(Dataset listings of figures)
=====
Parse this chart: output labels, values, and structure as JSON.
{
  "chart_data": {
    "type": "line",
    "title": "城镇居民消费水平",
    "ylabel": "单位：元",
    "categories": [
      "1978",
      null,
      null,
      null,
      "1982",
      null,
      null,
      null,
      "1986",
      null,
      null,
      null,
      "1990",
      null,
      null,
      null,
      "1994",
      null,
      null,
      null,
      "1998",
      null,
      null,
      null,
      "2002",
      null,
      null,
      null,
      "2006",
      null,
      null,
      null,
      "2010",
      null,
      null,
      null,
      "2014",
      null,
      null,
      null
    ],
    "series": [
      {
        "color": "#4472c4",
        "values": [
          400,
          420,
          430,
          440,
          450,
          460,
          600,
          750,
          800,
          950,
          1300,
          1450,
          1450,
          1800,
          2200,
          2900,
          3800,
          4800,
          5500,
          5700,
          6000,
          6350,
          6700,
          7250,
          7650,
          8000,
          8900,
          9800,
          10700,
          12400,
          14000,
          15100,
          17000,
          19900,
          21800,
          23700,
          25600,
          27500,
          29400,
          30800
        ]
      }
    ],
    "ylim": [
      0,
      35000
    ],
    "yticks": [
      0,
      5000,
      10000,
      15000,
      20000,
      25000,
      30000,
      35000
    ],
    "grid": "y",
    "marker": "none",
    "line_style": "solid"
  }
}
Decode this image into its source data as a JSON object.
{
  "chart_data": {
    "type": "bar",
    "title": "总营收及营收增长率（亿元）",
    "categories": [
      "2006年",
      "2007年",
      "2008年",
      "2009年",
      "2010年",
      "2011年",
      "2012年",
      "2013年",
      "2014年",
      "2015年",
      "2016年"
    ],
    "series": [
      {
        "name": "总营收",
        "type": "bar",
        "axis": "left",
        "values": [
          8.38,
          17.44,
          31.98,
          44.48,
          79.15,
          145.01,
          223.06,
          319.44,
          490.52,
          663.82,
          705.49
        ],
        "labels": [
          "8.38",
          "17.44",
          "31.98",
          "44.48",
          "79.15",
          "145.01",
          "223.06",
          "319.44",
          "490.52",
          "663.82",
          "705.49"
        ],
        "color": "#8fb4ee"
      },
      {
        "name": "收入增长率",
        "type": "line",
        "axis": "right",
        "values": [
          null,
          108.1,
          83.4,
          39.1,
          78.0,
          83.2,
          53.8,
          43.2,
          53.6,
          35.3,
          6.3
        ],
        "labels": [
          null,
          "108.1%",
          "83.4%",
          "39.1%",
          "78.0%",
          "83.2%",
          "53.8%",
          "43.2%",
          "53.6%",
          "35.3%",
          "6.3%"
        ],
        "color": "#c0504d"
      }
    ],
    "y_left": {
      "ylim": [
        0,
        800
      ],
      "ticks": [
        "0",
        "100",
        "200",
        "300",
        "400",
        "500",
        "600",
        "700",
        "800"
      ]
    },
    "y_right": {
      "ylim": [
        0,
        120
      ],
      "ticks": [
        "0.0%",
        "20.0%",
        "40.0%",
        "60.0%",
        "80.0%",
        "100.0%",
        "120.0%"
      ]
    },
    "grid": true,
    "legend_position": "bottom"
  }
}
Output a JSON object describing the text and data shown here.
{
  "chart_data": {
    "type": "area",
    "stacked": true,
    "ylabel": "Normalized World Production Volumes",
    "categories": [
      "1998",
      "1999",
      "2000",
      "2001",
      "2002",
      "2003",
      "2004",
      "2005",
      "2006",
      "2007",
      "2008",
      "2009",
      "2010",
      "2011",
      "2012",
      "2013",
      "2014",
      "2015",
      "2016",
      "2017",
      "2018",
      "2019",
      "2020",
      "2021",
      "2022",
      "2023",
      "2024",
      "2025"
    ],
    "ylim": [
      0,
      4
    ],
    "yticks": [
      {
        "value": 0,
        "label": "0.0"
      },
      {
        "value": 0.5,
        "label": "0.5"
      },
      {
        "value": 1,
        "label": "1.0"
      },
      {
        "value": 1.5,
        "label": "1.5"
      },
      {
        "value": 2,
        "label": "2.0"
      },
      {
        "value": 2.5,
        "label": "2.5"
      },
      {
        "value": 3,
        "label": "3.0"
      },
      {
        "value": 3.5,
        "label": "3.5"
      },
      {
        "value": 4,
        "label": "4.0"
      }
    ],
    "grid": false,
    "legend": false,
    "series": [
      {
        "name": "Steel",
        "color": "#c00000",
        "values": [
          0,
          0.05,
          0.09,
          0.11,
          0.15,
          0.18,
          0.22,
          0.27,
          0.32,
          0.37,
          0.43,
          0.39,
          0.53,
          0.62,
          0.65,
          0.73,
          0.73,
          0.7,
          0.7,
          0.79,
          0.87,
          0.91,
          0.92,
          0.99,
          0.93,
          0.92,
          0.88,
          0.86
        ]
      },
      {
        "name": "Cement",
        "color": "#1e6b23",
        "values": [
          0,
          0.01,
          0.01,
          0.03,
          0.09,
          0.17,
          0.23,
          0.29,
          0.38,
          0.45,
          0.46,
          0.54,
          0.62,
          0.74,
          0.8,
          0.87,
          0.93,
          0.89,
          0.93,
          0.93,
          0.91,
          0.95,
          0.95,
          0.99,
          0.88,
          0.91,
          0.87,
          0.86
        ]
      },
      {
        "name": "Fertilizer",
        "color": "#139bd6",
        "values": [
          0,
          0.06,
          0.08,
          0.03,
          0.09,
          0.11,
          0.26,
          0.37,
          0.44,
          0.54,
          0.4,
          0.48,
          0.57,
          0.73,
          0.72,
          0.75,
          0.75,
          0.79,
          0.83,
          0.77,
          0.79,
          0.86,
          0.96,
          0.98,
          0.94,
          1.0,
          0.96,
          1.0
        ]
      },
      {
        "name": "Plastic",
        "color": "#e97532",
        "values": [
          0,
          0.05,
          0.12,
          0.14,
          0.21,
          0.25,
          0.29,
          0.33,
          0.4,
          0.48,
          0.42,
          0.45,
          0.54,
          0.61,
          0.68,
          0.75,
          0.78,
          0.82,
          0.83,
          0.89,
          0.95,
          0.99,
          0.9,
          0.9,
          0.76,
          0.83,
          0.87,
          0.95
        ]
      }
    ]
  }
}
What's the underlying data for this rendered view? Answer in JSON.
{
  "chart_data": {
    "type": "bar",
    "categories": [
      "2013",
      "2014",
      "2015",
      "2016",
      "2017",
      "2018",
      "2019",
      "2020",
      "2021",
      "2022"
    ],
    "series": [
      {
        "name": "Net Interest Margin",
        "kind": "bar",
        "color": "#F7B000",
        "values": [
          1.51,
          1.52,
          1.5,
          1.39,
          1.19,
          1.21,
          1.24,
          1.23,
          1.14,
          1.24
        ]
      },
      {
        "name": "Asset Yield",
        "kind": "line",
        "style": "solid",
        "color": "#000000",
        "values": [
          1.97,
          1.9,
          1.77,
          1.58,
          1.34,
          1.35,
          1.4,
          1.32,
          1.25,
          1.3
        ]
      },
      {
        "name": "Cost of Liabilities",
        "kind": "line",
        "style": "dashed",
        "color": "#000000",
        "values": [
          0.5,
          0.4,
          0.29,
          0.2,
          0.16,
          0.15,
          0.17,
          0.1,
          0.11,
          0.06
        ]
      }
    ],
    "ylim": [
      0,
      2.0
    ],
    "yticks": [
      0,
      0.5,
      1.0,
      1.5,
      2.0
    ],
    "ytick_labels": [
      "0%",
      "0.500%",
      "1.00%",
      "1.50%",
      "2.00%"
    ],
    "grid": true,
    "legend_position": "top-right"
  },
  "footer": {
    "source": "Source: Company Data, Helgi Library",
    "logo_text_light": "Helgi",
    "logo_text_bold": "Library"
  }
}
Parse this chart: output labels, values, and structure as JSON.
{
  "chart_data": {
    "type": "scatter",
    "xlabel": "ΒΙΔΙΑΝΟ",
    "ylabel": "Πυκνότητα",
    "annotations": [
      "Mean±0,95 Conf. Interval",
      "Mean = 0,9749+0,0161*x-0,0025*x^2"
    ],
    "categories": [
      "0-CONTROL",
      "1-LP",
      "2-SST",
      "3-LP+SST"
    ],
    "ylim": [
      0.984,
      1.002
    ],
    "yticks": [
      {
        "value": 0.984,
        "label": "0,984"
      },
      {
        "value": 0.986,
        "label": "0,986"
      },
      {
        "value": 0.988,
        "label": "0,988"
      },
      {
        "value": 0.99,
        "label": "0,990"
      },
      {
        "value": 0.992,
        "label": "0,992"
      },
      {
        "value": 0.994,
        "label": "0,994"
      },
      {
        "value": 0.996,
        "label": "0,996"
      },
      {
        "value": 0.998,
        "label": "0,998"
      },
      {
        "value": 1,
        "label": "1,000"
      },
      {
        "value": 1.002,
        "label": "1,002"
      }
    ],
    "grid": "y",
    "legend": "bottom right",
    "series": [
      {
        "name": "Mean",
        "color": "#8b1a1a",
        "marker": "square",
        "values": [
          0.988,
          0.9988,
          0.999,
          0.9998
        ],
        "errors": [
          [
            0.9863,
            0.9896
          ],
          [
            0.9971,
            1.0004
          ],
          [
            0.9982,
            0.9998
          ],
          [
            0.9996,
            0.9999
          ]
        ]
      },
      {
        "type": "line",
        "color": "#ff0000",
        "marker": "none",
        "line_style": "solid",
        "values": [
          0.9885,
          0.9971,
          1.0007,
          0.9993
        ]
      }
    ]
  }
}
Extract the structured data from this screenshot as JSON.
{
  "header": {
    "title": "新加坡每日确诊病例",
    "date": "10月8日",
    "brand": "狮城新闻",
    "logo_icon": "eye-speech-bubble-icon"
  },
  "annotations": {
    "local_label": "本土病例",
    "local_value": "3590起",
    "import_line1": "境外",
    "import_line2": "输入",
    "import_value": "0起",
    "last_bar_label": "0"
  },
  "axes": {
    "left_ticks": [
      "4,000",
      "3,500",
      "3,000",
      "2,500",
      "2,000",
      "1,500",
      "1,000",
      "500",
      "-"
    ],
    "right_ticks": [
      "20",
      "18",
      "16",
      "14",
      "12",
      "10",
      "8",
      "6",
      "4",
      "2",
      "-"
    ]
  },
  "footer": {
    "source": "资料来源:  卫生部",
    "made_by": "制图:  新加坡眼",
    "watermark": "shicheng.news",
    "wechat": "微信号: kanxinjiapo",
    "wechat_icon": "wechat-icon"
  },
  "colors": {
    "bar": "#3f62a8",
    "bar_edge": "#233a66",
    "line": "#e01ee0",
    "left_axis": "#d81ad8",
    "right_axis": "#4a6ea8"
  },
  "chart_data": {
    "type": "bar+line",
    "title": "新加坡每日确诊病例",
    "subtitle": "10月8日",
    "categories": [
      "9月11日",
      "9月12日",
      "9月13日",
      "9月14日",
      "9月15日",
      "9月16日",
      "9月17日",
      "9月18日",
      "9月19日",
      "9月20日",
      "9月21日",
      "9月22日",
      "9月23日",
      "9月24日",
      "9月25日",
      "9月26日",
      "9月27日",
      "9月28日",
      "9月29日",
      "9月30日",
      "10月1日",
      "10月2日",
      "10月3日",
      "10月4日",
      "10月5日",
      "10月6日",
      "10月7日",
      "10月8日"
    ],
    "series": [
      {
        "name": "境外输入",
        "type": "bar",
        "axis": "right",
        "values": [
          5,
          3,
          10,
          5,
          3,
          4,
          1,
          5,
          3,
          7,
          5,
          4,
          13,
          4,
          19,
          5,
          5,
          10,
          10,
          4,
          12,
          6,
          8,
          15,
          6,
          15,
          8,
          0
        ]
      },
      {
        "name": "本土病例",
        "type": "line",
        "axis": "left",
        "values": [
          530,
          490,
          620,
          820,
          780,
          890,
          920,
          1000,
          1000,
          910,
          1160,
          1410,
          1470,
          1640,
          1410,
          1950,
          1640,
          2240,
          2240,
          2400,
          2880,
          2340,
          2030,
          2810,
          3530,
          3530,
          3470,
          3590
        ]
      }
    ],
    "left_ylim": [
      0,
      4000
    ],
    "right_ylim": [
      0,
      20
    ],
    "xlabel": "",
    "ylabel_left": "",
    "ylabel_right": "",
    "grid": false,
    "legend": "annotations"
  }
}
=====
[WORK TO BE COMPLETED] Work out how many lines of the data hold the string "Helgi". Reply with that number alone.

[THE OUTPUT] 2